| Data for this exercise |
>>>>
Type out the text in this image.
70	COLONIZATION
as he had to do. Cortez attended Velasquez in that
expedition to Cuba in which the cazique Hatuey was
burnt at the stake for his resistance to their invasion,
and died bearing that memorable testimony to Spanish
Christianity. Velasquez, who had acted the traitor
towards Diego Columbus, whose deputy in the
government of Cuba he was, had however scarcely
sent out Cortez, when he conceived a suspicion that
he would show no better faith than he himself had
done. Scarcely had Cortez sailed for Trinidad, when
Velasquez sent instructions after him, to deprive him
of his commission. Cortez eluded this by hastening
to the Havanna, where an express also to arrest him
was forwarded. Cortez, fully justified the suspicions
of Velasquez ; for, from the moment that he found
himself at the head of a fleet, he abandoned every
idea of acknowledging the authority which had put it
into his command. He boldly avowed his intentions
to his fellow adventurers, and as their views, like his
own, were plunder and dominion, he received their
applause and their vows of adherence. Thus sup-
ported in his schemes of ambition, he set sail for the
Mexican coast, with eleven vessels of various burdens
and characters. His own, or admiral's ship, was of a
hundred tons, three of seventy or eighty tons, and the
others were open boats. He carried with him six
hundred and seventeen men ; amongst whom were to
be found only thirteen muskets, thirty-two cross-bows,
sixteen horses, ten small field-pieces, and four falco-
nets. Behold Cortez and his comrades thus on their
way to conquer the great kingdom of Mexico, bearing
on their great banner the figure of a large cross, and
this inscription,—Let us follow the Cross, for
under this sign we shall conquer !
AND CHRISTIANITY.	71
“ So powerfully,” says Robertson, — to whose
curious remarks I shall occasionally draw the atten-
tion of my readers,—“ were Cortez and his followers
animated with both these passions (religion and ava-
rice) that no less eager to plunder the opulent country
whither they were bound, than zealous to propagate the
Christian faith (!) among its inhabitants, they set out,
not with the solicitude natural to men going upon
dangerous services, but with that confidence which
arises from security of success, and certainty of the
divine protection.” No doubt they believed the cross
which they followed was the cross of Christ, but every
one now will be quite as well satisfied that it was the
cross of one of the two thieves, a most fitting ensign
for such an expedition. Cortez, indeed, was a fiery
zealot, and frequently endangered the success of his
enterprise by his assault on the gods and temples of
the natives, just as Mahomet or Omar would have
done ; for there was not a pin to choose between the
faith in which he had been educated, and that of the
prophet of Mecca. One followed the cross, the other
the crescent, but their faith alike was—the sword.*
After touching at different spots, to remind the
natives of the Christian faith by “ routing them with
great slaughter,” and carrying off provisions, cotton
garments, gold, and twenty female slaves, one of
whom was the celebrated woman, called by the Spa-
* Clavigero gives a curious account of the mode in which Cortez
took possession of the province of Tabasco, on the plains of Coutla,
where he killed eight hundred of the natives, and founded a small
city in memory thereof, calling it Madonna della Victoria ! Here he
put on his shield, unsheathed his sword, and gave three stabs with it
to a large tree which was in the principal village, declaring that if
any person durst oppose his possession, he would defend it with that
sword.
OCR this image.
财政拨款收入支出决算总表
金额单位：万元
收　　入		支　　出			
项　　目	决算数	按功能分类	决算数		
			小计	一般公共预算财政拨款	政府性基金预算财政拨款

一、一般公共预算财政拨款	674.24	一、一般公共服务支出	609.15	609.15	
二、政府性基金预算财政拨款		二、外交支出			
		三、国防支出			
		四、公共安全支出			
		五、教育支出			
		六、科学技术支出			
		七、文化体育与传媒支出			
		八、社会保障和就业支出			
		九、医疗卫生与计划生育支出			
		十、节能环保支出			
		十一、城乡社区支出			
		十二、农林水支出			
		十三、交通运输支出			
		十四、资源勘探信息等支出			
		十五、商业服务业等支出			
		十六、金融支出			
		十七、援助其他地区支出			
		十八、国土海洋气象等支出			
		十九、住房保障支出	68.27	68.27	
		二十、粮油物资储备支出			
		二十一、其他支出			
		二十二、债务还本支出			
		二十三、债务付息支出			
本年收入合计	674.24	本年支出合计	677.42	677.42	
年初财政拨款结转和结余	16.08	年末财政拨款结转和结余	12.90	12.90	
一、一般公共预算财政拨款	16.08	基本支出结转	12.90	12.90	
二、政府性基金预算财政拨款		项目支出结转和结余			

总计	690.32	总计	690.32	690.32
<<<<
| Problem statement |
Select and copy each line from the data that includes the word "possession".

| Final result |
took possession of the province of Tabasco, on the plains of Coutla,
any person durst oppose his possession, he would defend it with that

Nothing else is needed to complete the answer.